▶ **Exercise brief**: Answer with one number: the count of lines in the listing below that hold the word "Your".

▶ **Supplied records**:
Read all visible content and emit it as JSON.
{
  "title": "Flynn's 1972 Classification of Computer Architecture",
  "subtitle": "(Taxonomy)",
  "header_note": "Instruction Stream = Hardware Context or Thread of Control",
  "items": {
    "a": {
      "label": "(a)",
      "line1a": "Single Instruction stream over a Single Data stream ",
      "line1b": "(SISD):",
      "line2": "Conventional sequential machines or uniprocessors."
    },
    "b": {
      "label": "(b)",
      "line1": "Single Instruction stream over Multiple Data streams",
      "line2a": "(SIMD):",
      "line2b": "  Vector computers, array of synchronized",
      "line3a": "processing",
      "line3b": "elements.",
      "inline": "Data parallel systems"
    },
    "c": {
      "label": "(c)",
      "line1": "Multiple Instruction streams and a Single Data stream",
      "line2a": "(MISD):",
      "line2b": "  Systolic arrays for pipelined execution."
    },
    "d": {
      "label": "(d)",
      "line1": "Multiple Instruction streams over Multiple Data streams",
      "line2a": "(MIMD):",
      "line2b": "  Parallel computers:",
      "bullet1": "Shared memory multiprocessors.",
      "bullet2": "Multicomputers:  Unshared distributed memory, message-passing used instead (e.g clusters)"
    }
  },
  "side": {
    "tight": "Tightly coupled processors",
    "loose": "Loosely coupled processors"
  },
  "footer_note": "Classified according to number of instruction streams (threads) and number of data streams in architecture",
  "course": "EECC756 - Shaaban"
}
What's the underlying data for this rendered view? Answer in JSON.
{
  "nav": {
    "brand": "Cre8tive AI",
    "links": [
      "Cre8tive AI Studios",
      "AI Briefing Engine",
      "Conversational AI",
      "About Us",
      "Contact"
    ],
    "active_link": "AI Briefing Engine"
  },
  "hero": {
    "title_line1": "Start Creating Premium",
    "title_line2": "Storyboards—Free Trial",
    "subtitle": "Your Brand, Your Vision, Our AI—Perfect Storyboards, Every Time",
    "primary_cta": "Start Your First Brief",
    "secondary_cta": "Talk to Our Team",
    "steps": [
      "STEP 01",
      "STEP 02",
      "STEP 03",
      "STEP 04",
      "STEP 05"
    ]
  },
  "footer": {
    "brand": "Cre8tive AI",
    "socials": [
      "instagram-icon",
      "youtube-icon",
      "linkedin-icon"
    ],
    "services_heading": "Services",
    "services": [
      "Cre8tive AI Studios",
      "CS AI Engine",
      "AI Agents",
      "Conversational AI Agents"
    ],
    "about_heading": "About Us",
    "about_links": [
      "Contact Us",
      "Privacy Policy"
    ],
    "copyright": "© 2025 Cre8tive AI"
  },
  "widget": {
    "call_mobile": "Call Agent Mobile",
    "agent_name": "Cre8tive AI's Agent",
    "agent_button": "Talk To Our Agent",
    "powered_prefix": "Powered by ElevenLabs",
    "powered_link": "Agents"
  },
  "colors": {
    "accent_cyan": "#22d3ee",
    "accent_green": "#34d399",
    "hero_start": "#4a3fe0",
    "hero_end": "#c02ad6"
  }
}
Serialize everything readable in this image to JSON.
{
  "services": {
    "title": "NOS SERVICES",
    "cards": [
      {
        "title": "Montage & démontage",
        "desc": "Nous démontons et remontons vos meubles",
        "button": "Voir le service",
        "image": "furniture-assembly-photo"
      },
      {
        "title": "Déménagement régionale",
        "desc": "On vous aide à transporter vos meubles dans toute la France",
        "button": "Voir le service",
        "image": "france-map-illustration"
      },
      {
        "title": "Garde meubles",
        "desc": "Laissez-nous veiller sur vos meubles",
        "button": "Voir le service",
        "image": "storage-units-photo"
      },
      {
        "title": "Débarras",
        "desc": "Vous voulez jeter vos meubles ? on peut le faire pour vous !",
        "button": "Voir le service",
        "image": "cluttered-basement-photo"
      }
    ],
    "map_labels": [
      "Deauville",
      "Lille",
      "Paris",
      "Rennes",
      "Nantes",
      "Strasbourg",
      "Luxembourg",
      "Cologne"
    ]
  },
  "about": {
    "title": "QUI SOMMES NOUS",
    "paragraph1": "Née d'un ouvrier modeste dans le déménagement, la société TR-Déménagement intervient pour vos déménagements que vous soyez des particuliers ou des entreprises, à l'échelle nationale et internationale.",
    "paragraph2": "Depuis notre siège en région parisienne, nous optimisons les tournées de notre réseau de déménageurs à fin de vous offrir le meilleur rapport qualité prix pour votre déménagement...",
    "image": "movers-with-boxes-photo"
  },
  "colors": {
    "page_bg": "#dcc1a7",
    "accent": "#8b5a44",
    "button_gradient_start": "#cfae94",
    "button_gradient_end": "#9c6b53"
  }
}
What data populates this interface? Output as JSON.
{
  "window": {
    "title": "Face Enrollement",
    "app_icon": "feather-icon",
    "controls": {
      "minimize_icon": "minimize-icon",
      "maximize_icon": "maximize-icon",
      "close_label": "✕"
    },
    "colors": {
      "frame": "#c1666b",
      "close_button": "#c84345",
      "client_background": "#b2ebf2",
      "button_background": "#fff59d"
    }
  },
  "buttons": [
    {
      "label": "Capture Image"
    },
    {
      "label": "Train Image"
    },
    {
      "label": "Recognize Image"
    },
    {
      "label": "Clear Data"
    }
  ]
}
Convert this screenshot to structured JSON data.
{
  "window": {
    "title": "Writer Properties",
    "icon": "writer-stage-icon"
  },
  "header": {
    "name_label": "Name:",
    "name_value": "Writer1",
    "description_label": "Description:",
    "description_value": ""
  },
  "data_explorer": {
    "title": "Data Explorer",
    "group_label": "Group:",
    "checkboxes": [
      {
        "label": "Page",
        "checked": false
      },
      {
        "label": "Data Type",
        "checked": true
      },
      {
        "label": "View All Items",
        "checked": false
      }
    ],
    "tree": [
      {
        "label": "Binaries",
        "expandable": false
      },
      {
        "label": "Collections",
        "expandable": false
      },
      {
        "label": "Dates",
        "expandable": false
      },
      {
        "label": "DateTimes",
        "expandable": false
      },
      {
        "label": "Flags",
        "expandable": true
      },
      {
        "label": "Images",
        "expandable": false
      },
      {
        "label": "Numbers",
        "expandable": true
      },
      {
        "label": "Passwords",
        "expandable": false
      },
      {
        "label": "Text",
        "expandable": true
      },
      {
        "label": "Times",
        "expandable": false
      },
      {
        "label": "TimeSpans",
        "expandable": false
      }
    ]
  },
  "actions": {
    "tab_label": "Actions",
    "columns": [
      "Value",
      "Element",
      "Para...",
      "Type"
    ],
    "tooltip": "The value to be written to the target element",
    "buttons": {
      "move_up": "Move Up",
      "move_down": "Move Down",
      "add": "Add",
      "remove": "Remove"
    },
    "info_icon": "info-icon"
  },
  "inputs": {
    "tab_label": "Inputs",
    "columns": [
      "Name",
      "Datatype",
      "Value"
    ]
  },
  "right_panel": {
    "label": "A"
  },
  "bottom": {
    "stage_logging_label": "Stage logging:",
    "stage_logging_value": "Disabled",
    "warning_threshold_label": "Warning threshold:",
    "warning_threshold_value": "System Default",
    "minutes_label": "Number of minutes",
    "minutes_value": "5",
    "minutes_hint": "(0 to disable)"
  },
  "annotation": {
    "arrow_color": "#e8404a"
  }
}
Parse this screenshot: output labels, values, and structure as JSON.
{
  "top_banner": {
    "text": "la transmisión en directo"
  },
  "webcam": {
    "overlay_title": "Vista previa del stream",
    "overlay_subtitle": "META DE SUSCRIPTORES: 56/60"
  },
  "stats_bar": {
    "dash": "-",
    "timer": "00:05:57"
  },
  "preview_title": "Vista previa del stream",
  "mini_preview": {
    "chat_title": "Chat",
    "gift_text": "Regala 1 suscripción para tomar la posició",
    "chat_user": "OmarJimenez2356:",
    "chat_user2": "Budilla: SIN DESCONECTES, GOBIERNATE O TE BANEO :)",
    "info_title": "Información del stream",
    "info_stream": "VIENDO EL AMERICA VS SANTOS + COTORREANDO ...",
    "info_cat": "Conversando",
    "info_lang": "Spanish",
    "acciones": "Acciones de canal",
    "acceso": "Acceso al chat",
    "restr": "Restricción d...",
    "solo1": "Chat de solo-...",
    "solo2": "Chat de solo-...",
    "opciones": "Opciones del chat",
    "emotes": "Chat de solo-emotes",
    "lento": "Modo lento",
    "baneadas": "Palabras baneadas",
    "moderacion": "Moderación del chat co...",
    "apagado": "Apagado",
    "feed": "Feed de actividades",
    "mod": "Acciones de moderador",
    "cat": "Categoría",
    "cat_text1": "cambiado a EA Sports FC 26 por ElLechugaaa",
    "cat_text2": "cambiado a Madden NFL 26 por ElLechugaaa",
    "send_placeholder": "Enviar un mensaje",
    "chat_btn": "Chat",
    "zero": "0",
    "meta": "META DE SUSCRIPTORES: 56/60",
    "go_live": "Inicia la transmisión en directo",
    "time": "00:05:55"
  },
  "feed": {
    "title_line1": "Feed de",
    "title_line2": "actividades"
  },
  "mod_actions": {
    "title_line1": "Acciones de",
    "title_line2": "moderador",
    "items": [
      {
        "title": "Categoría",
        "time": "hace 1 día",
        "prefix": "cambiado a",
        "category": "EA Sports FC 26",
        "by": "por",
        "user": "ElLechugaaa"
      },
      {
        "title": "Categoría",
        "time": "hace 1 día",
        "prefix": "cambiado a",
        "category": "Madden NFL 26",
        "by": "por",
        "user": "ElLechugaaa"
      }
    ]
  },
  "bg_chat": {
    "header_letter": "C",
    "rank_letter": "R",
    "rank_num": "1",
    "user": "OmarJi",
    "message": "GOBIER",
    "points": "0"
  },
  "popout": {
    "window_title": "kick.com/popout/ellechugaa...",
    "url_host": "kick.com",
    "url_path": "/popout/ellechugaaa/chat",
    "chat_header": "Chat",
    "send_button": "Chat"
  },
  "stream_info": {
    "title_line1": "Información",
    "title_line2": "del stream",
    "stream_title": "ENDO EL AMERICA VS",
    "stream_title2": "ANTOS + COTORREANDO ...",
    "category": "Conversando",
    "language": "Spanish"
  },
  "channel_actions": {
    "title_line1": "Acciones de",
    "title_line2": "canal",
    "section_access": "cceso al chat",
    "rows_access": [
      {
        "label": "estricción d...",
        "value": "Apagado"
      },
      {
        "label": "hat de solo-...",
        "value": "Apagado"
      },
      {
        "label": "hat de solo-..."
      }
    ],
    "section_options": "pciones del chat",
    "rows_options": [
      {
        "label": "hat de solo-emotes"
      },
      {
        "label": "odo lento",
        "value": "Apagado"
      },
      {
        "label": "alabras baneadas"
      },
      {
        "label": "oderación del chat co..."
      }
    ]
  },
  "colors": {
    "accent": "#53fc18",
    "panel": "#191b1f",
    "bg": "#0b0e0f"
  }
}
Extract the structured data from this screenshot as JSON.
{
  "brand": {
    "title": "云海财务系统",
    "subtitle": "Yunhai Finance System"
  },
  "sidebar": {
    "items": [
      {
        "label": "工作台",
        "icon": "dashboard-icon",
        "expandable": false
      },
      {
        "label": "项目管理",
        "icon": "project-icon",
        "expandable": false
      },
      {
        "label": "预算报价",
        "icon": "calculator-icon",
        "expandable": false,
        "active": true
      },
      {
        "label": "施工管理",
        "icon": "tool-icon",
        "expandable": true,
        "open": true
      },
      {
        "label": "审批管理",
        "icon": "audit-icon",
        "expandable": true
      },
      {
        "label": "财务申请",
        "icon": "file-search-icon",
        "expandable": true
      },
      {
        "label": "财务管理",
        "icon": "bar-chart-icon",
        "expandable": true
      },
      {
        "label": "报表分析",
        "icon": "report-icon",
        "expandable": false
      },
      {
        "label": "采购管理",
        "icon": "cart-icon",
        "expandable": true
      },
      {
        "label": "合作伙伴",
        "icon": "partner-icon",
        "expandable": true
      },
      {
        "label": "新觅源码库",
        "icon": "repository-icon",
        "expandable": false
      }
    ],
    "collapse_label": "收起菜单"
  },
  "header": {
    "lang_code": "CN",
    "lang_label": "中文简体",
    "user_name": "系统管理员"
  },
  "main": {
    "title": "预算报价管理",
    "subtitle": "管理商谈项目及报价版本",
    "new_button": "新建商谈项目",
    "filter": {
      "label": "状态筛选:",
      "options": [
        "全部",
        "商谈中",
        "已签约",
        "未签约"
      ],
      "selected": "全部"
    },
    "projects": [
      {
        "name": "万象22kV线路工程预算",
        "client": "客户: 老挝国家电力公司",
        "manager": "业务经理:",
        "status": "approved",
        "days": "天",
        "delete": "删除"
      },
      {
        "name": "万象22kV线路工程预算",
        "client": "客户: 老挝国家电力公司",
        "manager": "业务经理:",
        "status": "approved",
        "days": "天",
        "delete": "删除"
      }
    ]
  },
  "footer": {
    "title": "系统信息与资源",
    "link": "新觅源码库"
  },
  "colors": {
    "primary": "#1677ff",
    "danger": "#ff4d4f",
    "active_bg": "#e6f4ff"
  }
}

▶ **Task answer**: 2